#### [Rows from a dataset]
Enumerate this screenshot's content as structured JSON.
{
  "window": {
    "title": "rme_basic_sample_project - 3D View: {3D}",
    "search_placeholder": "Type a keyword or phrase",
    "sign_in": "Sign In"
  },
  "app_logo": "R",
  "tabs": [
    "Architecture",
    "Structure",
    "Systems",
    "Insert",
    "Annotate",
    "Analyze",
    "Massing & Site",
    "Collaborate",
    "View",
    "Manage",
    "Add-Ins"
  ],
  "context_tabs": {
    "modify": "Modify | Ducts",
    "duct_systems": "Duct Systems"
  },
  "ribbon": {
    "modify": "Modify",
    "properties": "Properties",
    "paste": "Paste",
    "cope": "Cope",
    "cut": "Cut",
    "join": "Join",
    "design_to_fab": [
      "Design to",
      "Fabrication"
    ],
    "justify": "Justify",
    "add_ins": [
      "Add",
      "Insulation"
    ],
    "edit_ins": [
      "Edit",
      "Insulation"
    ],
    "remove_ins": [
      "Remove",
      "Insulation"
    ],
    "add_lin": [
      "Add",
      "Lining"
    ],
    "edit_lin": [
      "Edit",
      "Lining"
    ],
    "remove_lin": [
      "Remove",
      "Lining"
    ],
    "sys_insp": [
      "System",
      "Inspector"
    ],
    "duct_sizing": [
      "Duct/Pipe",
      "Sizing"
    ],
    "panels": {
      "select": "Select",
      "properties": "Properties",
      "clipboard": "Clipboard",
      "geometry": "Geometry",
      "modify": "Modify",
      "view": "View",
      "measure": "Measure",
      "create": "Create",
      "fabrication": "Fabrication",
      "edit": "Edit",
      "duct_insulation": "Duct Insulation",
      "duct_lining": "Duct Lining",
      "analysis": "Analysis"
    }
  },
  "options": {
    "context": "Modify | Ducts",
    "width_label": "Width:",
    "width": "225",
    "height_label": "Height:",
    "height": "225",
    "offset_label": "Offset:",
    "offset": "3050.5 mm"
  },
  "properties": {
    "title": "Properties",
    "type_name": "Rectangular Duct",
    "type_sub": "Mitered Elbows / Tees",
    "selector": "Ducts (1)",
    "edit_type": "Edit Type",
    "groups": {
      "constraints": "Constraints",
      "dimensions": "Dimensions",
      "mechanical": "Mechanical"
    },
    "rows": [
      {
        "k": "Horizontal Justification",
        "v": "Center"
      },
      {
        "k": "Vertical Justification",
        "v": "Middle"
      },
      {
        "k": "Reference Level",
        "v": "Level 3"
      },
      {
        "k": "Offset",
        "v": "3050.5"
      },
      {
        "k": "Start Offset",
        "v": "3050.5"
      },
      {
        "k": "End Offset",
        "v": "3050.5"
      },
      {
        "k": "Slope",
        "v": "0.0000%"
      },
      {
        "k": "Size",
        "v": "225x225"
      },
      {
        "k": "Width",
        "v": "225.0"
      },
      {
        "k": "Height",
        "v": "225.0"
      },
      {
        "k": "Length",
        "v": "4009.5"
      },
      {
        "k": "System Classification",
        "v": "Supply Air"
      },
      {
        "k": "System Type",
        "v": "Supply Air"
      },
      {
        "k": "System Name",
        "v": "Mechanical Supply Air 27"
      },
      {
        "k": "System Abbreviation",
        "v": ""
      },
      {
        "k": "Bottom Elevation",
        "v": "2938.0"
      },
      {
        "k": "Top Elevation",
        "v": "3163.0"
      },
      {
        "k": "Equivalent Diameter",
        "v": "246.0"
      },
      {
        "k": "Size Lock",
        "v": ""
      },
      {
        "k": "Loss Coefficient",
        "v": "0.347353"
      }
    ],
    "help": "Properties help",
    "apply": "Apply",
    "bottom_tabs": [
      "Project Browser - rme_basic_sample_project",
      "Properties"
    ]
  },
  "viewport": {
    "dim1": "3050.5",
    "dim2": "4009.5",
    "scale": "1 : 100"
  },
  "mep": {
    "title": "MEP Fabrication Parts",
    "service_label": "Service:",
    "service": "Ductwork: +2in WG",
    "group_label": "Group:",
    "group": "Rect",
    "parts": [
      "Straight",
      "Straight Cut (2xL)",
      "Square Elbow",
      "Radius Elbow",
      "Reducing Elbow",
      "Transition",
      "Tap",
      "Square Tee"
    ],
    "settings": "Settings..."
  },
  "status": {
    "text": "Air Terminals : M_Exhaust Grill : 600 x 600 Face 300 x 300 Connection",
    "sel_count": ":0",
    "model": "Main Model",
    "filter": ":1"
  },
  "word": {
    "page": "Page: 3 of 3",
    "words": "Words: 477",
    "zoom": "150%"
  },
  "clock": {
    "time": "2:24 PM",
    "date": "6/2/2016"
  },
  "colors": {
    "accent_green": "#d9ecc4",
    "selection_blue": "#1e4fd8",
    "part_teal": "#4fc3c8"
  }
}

#### [Direction]
Please quote every record above exactly as it appears.

#### [Answer]
Enumerate this screenshot's content as structured JSON.
{
  "window": {
    "title": "rme_basic_sample_project - 3D View: {3D}",
    "search_placeholder": "Type a keyword or phrase",
    "sign_in": "Sign In"
  },
  "app_logo": "R",
  "tabs": [
    "Architecture",
    "Structure",
    "Systems",
    "Insert",
    "Annotate",
    "Analyze",
    "Massing & Site",
    "Collaborate",
    "View",
    "Manage",
    "Add-Ins"
  ],
  "context_tabs": {
    "modify": "Modify | Ducts",
    "duct_systems": "Duct Systems"
  },
  "ribbon": {
    "modify": "Modify",
    "properties": "Properties",
    "paste": "Paste",
    "cope": "Cope",
    "cut": "Cut",
    "join": "Join",
    "design_to_fab": [
      "Design to",
      "Fabrication"
    ],
    "justify": "Justify",
    "add_ins": [
      "Add",
      "Insulation"
    ],
    "edit_ins": [
      "Edit",
      "Insulation"
    ],
    "remove_ins": [
      "Remove",
      "Insulation"
    ],
    "add_lin": [
      "Add",
      "Lining"
    ],
    "edit_lin": [
      "Edit",
      "Lining"
    ],
    "remove_lin": [
      "Remove",
      "Lining"
    ],
    "sys_insp": [
      "System",
      "Inspector"
    ],
    "duct_sizing": [
      "Duct/Pipe",
      "Sizing"
    ],
    "panels": {
      "select": "Select",
      "properties": "Properties",
      "clipboard": "Clipboard",
      "geometry": "Geometry",
      "modify": "Modify",
      "view": "View",
      "measure": "Measure",
      "create": "Create",
      "fabrication": "Fabrication",
      "edit": "Edit",
      "duct_insulation": "Duct Insulation",
      "duct_lining": "Duct Lining",
      "analysis": "Analysis"
    }
  },
  "options": {
    "context": "Modify | Ducts",
    "width_label": "Width:",
    "width": "225",
    "height_label": "Height:",
    "height": "225",
    "offset_label": "Offset:",
    "offset": "3050.5 mm"
  },
  "properties": {
    "title": "Properties",
    "type_name": "Rectangular Duct",
    "type_sub": "Mitered Elbows / Tees",
    "selector": "Ducts (1)",
    "edit_type": "Edit Type",
    "groups": {
      "constraints": "Constraints",
      "dimensions": "Dimensions",
      "mechanical": "Mechanical"
    },
    "rows": [
      {
        "k": "Horizontal Justification",
        "v": "Center"
      },
      {
        "k": "Vertical Justification",
        "v": "Middle"
      },
      {
        "k": "Reference Level",
        "v": "Level 3"
      },
      {
        "k": "Offset",
        "v": "3050.5"
      },
      {
        "k": "Start Offset",
        "v": "3050.5"
      },
      {
        "k": "End Offset",
        "v": "3050.5"
      },
      {
        "k": "Slope",
        "v": "0.0000%"
      },
      {
        "k": "Size",
        "v": "225x225"
      },
      {
        "k": "Width",
        "v": "225.0"
      },
      {
        "k": "Height",
        "v": "225.0"
      },
      {
        "k": "Length",
        "v": "4009.5"
      },
      {
        "k": "System Classification",
        "v": "Supply Air"
      },
      {
        "k": "System Type",
        "v": "Supply Air"
      },
      {
        "k": "System Name",
        "v": "Mechanical Supply Air 27"
      },
      {
        "k": "System Abbreviation",
        "v": ""
      },
      {
        "k": "Bottom Elevation",
        "v": "2938.0"
      },
      {
        "k": "Top Elevation",
        "v": "3163.0"
      },
      {
        "k": "Equivalent Diameter",
        "v": "246.0"
      },
      {
        "k": "Size Lock",
        "v": ""
      },
      {
        "k": "Loss Coefficient",
        "v": "0.347353"
      }
    ],
    "help": "Properties help",
    "apply": "Apply",
    "bottom_tabs": [
      "Project Browser - rme_basic_sample_project",
      "Properties"
    ]
  },
  "viewport": {
    "dim1": "3050.5",
    "dim2": "4009.5",
    "scale": "1 : 100"
  },
  "mep": {
    "title": "MEP Fabrication Parts",
    "service_label": "Service:",
    "service": "Ductwork: +2in WG",
    "group_label": "Group:",
    "group": "Rect",
    "parts": [
      "Straight",
      "Straight Cut (2xL)",
      "Square Elbow",
      "Radius Elbow",
      "Reducing Elbow",
      "Transition",
      "Tap",
      "Square Tee"
    ],
    "settings": "Settings..."
  },
  "status": {
    "text": "Air Terminals : M_Exhaust Grill : 600 x 600 Face 300 x 300 Connection",
    "sel_count": ":0",
    "model": "Main Model",
    "filter": ":1"
  },
  "word": {
    "page": "Page: 3 of 3",
    "words": "Words: 477",
    "zoom": "150%"
  },
  "clock": {
    "time": "2:24 PM",
    "date": "6/2/2016"
  },
  "colors": {
    "accent_green": "#d9ecc4",
    "selection_blue": "#1e4fd8",
    "part_teal": "#4fc3c8"
  }
}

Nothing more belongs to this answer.